• **Prompt**:
Gather all lines from the material that contain "price".

— start Records —

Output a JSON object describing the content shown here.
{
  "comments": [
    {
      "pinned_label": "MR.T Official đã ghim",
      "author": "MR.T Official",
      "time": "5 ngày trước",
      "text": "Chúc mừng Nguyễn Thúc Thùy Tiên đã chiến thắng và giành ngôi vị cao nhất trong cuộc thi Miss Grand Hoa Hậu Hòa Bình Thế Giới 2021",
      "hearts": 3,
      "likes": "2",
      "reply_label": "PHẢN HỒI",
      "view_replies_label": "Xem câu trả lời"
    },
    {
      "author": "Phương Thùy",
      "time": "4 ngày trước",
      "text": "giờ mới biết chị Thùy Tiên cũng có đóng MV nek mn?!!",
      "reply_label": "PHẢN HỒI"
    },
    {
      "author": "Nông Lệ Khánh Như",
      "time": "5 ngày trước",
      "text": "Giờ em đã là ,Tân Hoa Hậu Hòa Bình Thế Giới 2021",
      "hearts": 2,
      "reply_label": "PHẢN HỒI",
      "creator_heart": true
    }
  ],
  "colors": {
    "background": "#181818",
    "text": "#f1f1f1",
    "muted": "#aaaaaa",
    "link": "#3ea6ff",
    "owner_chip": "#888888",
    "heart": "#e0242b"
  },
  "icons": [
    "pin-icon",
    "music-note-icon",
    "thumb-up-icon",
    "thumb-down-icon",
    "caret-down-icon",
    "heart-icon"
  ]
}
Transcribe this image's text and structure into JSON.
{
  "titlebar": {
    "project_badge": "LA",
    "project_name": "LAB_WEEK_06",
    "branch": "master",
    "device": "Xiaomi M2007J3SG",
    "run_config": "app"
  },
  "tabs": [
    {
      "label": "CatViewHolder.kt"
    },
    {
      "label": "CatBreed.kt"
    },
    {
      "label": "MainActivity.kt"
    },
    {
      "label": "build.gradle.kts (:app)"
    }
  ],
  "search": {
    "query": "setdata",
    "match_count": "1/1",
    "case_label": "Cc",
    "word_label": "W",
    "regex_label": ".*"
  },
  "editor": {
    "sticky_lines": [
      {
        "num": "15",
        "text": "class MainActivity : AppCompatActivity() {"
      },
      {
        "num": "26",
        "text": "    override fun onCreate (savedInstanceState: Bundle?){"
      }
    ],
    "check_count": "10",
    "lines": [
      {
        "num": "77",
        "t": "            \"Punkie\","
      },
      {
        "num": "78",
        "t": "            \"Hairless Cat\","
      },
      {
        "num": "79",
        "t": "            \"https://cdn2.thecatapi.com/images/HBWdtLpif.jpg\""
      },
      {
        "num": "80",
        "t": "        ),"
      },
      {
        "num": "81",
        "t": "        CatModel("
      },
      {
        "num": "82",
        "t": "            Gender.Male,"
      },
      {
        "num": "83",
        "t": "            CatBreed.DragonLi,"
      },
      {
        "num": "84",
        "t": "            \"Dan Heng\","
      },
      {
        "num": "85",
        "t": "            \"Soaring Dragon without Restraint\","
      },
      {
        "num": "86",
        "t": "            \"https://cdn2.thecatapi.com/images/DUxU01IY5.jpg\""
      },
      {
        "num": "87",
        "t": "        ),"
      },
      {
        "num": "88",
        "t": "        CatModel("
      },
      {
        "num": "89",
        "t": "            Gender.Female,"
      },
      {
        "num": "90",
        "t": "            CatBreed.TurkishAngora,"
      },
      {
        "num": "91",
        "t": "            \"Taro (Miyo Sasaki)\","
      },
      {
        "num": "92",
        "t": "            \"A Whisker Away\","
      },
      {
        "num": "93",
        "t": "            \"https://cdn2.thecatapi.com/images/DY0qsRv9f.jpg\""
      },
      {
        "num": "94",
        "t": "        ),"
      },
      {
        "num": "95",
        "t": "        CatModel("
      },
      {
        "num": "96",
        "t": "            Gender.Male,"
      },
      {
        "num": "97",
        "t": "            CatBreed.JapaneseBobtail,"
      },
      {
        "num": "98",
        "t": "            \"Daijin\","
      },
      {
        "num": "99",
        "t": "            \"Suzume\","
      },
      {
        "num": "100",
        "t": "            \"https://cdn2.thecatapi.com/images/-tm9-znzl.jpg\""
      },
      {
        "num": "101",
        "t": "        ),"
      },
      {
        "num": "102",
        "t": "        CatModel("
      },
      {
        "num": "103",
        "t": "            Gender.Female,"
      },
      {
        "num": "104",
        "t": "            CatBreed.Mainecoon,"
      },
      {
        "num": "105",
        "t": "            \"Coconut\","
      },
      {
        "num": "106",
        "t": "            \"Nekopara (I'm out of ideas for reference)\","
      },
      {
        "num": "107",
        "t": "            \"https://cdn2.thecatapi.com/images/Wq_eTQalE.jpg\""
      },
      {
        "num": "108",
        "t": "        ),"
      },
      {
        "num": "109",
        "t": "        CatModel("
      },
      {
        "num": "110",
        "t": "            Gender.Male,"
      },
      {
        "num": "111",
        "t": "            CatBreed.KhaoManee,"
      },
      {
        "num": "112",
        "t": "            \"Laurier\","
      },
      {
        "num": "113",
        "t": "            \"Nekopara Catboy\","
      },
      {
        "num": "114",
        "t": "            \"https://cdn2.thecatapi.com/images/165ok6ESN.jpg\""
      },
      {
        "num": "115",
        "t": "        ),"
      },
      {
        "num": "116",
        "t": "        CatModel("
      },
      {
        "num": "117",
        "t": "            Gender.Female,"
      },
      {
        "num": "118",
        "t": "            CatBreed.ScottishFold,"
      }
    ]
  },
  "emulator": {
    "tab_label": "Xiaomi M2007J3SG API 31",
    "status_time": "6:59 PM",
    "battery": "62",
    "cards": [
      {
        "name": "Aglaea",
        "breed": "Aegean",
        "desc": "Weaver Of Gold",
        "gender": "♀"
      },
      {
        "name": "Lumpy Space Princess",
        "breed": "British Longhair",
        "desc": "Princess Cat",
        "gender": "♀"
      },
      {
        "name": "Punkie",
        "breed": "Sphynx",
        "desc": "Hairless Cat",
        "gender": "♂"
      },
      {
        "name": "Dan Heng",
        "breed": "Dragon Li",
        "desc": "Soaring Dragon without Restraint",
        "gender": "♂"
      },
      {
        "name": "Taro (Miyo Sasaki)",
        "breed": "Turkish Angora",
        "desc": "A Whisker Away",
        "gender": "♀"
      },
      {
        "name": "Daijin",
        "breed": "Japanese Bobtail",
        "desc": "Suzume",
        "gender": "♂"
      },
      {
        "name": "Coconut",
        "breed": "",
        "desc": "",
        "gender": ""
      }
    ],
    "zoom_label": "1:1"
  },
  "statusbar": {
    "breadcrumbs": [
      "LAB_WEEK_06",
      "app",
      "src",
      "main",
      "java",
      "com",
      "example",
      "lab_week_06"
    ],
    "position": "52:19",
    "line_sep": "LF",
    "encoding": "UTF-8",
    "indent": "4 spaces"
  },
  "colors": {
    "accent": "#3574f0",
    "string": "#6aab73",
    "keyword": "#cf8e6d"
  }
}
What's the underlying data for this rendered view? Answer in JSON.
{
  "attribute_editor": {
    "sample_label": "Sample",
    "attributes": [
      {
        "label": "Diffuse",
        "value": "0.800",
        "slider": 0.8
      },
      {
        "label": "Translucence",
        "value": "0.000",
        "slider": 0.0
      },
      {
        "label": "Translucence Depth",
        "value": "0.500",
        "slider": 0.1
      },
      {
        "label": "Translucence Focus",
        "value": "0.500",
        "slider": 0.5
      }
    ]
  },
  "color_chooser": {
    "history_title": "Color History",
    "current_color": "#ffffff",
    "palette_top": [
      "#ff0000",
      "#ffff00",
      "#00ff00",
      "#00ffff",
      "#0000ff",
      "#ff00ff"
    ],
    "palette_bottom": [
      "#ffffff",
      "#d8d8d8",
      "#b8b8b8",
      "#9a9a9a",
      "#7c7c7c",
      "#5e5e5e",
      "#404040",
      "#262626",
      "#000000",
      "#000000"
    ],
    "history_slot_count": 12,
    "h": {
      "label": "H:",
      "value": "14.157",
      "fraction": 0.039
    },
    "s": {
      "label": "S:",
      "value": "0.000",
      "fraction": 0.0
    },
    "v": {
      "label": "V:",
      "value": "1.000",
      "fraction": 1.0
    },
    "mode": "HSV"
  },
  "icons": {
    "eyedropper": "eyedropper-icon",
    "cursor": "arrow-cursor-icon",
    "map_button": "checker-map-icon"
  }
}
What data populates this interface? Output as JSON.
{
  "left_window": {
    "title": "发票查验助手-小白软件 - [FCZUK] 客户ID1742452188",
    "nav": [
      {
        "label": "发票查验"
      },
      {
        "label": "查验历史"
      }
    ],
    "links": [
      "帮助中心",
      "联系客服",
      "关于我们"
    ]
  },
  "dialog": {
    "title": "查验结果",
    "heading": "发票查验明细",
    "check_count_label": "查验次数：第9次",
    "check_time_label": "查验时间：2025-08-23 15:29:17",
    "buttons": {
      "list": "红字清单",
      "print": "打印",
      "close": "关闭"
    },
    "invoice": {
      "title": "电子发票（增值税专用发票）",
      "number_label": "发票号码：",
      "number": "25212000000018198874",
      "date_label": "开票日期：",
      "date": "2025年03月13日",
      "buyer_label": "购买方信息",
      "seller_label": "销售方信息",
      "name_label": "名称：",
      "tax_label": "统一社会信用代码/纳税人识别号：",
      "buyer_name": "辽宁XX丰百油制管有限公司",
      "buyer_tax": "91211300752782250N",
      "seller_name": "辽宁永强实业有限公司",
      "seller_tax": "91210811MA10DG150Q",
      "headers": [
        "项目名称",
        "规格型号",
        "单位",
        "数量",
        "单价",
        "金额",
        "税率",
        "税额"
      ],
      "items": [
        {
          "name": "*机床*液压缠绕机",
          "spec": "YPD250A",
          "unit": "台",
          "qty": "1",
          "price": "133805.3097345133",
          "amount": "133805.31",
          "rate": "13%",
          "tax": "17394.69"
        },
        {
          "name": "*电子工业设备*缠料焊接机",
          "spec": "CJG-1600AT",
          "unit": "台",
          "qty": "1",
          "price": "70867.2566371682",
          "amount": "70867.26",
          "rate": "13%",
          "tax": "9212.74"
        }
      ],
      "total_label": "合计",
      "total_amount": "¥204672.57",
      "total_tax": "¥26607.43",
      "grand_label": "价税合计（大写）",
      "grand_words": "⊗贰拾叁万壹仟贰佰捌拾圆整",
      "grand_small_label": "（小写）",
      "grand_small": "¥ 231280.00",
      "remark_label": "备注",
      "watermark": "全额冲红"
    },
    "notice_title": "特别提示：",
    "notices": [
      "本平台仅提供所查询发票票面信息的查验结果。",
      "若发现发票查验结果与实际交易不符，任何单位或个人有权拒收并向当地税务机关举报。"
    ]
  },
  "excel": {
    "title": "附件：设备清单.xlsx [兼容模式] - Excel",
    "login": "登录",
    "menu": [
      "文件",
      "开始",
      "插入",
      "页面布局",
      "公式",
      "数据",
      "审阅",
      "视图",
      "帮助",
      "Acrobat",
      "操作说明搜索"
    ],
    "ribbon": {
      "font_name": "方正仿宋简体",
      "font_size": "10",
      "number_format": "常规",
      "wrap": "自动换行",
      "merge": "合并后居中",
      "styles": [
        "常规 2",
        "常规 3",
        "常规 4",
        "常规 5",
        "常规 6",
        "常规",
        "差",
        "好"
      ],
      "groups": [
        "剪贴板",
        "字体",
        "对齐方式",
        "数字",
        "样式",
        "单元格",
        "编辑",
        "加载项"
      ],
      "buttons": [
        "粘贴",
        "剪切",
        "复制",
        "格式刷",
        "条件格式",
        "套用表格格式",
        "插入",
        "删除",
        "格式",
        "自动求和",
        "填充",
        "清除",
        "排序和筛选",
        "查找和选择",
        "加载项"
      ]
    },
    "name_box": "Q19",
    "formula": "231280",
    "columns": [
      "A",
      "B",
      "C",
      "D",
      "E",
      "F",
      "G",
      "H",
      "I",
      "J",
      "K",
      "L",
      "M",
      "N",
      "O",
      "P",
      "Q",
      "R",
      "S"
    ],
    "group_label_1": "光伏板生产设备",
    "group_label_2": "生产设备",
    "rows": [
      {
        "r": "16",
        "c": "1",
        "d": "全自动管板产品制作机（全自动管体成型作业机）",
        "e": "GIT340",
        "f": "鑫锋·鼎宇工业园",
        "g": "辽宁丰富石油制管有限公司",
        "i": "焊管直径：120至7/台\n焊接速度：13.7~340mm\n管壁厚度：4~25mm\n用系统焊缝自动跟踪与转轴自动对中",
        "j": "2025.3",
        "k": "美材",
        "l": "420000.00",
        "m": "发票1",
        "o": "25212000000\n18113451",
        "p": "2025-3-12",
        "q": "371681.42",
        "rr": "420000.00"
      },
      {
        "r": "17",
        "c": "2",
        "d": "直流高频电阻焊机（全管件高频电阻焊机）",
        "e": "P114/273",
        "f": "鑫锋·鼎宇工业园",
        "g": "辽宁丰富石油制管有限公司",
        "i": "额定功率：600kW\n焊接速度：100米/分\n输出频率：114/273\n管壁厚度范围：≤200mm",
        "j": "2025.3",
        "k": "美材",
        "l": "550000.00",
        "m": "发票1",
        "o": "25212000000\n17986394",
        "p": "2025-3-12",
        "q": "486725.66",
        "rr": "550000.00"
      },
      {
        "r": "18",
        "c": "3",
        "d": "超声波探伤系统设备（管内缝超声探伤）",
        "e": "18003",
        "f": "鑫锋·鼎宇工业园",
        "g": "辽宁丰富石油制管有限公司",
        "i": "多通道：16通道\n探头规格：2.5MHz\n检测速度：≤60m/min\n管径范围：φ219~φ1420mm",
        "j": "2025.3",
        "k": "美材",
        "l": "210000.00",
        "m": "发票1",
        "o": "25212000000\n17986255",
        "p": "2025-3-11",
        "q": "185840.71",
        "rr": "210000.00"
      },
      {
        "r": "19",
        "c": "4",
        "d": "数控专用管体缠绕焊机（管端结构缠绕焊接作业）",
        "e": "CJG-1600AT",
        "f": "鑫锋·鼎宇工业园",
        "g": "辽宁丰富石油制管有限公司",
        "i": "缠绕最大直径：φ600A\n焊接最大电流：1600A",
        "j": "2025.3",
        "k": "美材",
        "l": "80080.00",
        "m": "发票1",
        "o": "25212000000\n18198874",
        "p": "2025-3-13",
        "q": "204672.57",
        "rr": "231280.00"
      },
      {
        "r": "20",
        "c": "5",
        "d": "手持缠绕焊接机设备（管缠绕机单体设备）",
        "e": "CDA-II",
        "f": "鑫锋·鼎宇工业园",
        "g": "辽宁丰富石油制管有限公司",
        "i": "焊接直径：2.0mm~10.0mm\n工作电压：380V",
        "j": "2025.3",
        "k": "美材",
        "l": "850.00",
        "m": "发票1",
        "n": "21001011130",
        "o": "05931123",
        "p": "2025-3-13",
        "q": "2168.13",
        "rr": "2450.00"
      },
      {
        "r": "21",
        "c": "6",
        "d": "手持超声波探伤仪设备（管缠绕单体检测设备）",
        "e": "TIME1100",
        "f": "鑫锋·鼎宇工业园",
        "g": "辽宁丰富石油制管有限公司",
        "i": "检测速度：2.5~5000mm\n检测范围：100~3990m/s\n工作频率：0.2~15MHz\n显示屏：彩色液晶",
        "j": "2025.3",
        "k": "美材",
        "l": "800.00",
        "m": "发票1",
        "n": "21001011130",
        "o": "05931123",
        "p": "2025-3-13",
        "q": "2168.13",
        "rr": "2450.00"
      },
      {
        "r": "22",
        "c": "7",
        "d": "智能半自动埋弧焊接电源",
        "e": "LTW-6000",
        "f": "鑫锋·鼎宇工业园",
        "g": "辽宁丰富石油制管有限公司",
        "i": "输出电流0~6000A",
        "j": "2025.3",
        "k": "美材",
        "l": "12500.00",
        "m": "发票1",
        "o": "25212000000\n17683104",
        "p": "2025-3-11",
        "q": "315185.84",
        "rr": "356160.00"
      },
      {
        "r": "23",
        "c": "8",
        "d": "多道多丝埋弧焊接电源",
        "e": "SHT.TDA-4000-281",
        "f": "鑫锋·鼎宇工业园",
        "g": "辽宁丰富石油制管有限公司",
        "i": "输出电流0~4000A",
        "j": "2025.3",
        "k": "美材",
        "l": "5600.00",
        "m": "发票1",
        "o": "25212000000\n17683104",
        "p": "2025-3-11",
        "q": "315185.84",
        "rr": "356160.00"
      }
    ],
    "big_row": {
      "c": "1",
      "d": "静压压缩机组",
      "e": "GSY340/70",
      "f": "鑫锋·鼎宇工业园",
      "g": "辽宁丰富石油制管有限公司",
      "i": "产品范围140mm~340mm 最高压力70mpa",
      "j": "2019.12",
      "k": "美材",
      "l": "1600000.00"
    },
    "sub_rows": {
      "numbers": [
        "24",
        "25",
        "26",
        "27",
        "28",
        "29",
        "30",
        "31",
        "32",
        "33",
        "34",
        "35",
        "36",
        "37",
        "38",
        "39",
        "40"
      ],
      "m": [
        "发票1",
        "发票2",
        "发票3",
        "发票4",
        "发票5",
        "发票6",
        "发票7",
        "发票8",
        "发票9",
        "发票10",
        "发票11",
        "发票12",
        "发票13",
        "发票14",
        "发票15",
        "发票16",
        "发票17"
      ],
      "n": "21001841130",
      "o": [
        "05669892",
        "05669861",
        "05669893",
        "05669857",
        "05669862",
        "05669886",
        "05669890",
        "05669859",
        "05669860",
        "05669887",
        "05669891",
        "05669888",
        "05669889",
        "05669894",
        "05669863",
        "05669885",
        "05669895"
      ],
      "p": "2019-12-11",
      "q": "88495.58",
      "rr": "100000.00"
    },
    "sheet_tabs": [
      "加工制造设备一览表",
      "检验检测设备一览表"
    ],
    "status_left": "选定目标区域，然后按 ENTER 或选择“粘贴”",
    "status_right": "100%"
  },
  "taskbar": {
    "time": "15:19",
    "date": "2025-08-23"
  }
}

— end Records —

• **Response to the exercise**:
          "price": "133805.3097345133",
          "price": "70867.2566371682",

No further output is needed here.